------ Entries ------
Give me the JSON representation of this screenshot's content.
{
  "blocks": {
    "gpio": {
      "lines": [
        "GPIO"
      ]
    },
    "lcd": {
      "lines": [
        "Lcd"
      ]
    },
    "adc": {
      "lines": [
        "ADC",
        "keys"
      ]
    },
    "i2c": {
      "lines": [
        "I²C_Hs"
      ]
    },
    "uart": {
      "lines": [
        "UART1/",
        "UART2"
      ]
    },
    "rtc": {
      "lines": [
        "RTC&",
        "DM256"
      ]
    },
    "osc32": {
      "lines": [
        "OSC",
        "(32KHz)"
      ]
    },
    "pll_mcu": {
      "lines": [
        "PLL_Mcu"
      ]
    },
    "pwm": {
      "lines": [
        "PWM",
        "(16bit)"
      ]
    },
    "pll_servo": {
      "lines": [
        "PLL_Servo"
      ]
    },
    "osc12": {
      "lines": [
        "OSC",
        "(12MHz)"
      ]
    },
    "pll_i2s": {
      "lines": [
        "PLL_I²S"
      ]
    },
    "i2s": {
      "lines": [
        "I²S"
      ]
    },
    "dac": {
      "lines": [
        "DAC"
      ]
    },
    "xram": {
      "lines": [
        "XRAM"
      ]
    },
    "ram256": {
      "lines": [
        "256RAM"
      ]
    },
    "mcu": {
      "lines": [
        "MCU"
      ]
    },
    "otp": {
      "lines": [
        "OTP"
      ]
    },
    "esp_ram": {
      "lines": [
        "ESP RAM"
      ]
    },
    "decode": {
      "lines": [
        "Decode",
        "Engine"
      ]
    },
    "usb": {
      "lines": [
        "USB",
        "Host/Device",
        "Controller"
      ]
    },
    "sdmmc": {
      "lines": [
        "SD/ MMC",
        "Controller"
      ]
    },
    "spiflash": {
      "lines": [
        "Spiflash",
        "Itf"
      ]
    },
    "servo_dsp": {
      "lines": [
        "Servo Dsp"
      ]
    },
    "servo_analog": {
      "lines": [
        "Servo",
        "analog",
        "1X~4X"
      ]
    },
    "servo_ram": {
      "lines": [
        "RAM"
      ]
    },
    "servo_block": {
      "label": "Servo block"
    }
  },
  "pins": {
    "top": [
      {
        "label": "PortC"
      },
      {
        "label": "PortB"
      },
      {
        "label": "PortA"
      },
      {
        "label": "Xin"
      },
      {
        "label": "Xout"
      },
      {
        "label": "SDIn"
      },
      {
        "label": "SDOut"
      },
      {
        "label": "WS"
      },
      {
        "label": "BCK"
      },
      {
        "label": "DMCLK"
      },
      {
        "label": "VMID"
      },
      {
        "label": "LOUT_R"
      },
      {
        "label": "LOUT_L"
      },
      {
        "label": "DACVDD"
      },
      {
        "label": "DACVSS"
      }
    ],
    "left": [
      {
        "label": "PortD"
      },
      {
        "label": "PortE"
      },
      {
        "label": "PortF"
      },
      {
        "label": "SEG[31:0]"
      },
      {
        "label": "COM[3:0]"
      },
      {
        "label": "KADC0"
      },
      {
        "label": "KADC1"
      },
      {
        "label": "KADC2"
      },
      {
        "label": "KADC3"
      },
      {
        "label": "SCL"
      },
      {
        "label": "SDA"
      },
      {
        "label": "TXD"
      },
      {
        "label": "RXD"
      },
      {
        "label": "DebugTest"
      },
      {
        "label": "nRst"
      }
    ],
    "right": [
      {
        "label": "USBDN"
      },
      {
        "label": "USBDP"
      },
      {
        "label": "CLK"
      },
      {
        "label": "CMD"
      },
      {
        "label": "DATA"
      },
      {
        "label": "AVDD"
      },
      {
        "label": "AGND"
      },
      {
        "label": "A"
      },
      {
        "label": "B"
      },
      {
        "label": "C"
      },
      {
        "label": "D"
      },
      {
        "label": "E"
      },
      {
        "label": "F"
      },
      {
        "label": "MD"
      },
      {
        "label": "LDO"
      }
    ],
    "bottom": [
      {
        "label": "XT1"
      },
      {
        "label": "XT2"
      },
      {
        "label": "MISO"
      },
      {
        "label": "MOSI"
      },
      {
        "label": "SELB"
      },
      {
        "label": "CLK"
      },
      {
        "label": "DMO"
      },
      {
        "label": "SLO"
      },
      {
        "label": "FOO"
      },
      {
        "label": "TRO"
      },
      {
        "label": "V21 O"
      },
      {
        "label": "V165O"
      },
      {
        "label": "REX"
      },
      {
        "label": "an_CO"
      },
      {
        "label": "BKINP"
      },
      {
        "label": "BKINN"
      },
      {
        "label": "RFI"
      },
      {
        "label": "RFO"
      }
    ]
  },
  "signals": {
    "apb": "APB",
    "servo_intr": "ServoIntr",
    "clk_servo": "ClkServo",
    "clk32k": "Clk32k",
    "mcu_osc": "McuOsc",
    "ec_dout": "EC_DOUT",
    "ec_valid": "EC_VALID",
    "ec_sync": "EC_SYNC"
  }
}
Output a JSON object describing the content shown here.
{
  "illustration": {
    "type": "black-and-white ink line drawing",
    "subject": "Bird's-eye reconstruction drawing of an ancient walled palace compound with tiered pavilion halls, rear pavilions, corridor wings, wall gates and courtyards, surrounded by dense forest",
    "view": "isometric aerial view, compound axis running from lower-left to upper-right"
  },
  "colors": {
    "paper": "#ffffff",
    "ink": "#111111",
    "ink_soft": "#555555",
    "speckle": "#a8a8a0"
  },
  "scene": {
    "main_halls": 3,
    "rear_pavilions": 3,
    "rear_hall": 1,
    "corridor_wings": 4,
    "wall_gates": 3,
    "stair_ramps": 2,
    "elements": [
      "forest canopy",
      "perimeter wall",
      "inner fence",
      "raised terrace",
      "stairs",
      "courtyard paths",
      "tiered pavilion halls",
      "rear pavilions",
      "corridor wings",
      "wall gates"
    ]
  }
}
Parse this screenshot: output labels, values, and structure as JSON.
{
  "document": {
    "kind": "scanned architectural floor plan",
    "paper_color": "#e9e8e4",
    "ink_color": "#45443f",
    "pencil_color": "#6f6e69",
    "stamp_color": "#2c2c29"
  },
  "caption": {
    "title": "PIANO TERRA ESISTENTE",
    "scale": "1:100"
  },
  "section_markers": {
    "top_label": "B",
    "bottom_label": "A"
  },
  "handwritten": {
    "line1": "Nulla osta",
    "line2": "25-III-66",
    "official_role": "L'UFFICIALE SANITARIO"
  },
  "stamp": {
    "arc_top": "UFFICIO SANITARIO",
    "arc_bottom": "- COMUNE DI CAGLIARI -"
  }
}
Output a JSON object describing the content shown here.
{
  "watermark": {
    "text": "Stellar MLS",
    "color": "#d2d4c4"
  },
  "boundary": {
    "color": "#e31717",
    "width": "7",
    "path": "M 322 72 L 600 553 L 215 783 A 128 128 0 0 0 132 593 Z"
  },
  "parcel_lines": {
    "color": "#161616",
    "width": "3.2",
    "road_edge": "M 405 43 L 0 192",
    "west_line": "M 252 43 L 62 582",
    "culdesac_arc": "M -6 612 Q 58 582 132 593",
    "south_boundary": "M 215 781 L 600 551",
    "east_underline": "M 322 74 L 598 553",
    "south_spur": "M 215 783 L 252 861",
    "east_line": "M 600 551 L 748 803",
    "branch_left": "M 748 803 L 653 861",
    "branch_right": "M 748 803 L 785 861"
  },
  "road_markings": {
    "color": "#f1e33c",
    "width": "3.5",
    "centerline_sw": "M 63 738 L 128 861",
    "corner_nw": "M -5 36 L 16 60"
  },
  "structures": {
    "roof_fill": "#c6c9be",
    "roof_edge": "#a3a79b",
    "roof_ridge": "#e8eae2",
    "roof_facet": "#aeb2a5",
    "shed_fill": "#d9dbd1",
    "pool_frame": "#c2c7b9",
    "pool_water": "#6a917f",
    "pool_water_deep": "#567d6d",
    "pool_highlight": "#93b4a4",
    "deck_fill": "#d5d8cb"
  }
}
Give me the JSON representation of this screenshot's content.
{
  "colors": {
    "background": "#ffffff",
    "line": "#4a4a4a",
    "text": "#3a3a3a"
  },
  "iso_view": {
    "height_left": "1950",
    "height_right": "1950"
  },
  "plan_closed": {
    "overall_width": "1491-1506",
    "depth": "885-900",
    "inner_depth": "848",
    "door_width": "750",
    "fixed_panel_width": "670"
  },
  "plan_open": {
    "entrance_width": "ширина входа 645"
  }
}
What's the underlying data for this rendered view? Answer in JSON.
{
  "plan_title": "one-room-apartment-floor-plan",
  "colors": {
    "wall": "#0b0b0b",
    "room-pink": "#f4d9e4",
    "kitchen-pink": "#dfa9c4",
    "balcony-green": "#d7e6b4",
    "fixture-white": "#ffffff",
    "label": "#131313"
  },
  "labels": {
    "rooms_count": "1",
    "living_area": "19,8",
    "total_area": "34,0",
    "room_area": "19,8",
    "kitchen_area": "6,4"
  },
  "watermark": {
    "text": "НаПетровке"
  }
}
------
**Exercise directions:**
State how many lines of the records hold the string "this", and nothing else.

**Solution to the exercise:**
4